Work request A |
Summarize the article on mobile app development trends below in exactly two sentences.
Work request B |
According to the article on mobile app development trends below, what percentage of U.S. developers were making adjustments in response to the NSA surveillance revelations?
Work request C |
List every new platform that the article on mobile app development trends below says is expected to grow as a focus for mobile development.

Passage shown |
Facebook connects with mobile
The past year has seen Facebook switching to a stronger mobile strategy, abandoning HTML5 in favor of native apps, embracing mobile APIs and adding more mobile analytics. One of the results is that two-thirds of developers are connecting their apps to Facebook – 13 percent more than are doing so for Twitter, the next most-popular service. This number is surprising, Appcelerator's Michael King told VentureBeat. As of Q3 2012, 66 percent of developers said they expected Facebook to be supplanted by another mobile-first competitor.
HTML5 interest declines
While some tech industry onlookers have suggested HTML5 might see an increase in adoption as developers sought out more platform-agnostic solutions, the survey showed that interest in it has been declining steadily for more than a year, with focus on Android tablet development recently surpassing it as the fourth highest developer priority (after iPhone, iPad and Android phone, respectively). Around 60 percent of developers said they were interested in HTML5 development, compared to a peak of 73 percent in July 2012.
"This decline may be attributable to developer pragmatism," the report noted. "HTML5 has had several years now to break away from the pack and has failed to do so."
In the wake of revelations about surveillance on the part of the U.S. National Security Agency, 64 percent of worldwide developers said they are re-thinking aspects of mobile app development, although those in the U.S. seemed the least concerned, with just 57 percent making adjustments. In particular, developers worldwide are becoming more rigorous with data encryption (23.5 percent) and are placing greater emphasis on secure coding practices (17.4 percent).
Developers can strengthen software security by using tools like static analysis software to catch errors in code, for instance. King told VentureBeat he was "shocked" more developers weren't adding in more of such protections, and he told InfoWorld that researchers expected the impact of the NSA revelations to be much higher.
"Developers are looking at it and saying yep, it's a problem but it's not a huge deal to us," he told InfoWorld.
With mobile becoming an emphasis for an increasingly wide range of companies, the sector is unsurprisingly seeing a shift toward, in the words of the report "industrialization," with development shops adding staff, building apps for more operating systems and accelerating production schedules. Nearly half of respondents reported releasing apps at a frequency of once a month or faster, and 81 percent said they were building apps for at least two platforms. Many shops are increasingly using analytics to track which platforms to build for, and new platforms such as iOS in the car, Google Glass and Windows are expected to grow as focuses for mobile development.
As the scale and rate of production grows, mobile shops can benefit from using tools like static analysis software to continue meeting quality demands while keeping up with the pace and volume of development. By automating many checks, such tools can simplify the testing process for mobile developers.

Bounding box prediction data:
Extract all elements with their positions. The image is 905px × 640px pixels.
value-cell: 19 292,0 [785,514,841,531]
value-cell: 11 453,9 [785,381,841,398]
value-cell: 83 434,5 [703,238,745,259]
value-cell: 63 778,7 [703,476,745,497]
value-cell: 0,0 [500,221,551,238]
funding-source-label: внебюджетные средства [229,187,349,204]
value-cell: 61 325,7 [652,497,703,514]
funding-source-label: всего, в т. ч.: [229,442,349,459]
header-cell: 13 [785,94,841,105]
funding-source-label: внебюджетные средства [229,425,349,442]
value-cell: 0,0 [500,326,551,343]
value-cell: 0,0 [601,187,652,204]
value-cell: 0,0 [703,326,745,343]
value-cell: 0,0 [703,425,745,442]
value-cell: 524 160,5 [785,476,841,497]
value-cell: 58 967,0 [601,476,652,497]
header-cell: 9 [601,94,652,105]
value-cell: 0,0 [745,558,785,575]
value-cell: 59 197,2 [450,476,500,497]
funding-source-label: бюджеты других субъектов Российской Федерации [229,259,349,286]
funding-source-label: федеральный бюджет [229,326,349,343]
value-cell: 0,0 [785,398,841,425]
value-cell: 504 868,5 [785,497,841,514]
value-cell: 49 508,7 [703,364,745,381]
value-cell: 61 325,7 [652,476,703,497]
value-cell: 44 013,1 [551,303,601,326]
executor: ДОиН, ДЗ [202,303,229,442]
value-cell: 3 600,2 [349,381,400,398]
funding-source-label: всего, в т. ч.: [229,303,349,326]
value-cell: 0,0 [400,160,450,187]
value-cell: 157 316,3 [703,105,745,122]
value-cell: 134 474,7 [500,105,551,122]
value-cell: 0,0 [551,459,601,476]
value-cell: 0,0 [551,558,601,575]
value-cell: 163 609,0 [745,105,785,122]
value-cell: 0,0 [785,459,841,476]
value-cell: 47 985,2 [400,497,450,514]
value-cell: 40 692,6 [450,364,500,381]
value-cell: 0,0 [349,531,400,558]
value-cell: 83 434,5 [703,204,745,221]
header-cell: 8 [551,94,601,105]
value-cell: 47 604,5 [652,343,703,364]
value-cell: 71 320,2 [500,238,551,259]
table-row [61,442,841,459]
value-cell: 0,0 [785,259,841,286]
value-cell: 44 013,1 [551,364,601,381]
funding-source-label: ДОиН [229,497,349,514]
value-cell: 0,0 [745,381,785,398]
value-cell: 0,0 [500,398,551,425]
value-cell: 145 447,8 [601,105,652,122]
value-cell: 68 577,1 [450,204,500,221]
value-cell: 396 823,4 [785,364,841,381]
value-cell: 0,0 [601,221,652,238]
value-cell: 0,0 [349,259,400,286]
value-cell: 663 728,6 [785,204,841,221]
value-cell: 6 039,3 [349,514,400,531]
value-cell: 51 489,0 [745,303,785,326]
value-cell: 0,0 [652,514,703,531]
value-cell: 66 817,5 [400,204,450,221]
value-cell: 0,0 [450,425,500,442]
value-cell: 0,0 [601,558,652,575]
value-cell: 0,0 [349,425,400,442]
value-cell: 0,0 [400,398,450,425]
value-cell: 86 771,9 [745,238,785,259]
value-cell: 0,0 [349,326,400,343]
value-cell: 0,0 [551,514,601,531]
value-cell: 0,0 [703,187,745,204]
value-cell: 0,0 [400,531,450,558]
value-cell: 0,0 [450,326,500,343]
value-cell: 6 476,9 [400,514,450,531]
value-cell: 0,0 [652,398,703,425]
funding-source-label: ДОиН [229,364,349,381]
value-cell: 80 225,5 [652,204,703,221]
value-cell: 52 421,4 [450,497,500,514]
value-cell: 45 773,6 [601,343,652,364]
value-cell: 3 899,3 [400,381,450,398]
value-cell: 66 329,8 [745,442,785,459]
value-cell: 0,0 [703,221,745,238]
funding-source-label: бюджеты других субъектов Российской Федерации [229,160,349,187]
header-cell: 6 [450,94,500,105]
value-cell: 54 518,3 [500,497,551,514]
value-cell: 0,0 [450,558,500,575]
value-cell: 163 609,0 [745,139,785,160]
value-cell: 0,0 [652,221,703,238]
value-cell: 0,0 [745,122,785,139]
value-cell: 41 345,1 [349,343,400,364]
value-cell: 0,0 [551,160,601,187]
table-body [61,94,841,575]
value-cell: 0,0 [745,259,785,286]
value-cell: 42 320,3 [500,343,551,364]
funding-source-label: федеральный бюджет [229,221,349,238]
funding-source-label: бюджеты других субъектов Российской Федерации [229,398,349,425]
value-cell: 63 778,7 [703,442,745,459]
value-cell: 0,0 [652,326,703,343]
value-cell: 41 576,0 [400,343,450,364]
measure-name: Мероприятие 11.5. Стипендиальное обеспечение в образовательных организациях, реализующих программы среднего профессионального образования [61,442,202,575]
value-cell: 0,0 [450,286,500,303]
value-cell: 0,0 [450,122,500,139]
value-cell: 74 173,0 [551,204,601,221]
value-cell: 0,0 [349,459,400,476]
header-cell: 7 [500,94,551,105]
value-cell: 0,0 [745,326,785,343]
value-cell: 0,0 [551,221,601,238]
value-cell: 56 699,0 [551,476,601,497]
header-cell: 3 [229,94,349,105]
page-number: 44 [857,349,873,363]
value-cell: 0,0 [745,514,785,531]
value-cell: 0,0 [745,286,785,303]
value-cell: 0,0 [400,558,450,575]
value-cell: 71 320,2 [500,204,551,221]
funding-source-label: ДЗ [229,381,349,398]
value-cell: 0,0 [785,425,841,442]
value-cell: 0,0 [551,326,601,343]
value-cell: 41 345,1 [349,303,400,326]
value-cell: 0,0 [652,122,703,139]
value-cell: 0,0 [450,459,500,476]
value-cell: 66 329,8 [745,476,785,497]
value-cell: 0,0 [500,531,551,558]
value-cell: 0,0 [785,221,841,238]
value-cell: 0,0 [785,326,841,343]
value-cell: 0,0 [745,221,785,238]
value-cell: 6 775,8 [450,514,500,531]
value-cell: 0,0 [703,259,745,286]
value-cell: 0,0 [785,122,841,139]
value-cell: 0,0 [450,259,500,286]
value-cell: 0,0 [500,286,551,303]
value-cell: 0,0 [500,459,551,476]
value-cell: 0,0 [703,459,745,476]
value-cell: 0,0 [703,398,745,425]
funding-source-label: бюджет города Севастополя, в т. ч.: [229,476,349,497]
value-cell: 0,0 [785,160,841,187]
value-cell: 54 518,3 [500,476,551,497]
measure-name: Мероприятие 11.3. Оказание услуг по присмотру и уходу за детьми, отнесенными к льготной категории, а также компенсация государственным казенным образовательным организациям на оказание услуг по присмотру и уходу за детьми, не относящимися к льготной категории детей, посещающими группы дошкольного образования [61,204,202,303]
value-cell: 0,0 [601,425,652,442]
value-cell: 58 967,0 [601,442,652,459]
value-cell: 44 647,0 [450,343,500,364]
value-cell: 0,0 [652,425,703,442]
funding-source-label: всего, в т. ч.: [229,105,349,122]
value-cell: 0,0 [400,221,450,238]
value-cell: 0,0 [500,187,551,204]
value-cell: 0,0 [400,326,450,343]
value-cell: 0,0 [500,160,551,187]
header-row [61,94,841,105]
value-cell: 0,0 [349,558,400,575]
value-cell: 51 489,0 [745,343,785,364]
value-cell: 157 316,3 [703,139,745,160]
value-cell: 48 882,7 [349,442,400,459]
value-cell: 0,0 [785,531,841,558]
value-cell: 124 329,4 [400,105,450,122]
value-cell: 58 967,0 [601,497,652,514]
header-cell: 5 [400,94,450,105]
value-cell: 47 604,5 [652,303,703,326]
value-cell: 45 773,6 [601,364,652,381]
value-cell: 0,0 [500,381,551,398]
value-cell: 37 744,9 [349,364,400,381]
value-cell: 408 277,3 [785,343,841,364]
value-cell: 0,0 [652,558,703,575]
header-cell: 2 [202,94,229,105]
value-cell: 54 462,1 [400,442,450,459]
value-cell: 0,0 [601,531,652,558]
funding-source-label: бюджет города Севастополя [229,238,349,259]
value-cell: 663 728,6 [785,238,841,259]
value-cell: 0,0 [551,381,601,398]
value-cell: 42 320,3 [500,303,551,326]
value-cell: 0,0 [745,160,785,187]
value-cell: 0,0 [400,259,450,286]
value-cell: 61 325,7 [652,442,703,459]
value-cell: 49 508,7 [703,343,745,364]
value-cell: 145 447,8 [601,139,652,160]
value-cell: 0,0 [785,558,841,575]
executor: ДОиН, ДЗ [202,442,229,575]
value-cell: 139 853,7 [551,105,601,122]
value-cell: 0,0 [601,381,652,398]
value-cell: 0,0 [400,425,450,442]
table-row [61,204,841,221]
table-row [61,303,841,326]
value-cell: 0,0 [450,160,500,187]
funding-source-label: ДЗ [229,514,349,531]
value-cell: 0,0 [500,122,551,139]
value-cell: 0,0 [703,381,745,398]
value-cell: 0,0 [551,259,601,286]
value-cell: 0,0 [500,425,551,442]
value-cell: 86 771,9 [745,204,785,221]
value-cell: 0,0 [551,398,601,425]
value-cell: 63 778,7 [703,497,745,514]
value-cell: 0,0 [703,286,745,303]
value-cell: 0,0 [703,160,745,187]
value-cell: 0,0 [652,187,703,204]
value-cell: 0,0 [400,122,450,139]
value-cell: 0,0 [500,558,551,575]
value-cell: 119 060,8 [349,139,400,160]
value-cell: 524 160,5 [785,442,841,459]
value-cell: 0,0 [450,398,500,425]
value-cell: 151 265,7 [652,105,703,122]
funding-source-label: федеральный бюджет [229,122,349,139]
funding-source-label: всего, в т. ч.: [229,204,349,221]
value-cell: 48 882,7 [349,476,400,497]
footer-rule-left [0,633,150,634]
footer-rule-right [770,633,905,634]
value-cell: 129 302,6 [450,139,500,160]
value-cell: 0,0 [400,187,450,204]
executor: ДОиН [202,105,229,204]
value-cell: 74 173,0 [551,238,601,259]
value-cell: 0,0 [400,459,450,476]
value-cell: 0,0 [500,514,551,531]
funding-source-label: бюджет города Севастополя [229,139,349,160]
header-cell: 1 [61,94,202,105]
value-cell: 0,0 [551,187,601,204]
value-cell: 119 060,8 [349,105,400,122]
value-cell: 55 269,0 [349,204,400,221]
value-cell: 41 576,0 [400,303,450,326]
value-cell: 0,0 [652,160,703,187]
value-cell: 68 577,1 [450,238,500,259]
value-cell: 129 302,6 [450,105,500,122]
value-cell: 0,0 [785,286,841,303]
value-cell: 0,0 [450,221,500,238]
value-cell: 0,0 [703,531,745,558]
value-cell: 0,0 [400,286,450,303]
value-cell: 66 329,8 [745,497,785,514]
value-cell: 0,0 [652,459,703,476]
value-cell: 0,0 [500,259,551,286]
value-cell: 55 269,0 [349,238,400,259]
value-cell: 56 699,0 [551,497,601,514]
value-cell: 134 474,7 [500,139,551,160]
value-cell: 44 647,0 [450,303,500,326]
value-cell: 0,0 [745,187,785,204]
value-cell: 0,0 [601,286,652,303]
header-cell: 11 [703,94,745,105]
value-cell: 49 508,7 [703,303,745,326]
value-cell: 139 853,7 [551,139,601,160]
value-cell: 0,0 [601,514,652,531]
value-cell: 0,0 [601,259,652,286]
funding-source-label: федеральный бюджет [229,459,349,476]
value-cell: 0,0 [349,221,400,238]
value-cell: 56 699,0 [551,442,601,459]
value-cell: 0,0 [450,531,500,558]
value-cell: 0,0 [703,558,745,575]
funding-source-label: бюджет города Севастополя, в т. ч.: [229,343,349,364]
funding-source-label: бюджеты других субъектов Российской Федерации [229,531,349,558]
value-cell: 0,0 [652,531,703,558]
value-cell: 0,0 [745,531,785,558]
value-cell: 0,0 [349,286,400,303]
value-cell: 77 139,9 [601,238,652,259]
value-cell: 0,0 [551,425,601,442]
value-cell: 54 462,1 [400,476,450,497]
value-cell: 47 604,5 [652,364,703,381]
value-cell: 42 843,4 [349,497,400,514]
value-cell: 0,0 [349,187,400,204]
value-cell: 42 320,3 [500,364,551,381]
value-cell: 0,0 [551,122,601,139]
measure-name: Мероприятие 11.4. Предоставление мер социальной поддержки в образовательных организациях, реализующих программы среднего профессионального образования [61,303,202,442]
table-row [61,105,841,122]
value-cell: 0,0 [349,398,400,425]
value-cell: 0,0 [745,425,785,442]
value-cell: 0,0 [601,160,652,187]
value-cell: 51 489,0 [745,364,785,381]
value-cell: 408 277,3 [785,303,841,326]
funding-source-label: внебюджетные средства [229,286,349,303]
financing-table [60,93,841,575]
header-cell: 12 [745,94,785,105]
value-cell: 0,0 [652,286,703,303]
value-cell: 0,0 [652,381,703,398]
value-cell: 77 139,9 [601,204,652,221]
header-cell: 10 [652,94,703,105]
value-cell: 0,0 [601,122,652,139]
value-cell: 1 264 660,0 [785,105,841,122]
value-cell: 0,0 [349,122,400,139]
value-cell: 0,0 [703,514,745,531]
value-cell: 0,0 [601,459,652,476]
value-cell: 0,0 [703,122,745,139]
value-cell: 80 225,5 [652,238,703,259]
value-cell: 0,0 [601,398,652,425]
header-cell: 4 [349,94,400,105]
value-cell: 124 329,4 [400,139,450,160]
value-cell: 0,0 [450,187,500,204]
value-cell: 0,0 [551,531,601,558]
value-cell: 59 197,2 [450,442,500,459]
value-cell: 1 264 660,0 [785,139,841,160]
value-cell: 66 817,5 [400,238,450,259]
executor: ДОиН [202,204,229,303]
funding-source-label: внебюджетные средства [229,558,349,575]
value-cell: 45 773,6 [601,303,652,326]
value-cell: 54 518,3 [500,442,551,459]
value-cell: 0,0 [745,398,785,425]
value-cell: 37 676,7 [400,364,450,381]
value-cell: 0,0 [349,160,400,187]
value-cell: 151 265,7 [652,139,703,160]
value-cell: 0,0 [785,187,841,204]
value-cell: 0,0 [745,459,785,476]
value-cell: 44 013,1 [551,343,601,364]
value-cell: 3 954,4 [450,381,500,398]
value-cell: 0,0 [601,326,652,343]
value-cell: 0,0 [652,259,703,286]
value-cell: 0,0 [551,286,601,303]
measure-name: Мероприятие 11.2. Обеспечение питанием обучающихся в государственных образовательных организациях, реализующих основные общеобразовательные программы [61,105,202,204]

Response A |
Facebook has shifted to a stronger mobile strategy, and two-thirds of developers now connect their apps to it, while interest in HTML5 has declined steadily to around 60 percent from a peak of 73 percent in July 2012. After the NSA surveillance revelations, 64 percent of developers worldwide said they are rethinking aspects of mobile app development, and the sector is moving toward "industrialization," with shops adding staff, building apps for more operating systems and accelerating production schedules.

Response B |
57 percent

Response C |
iOS in the car, Google Glass, Windows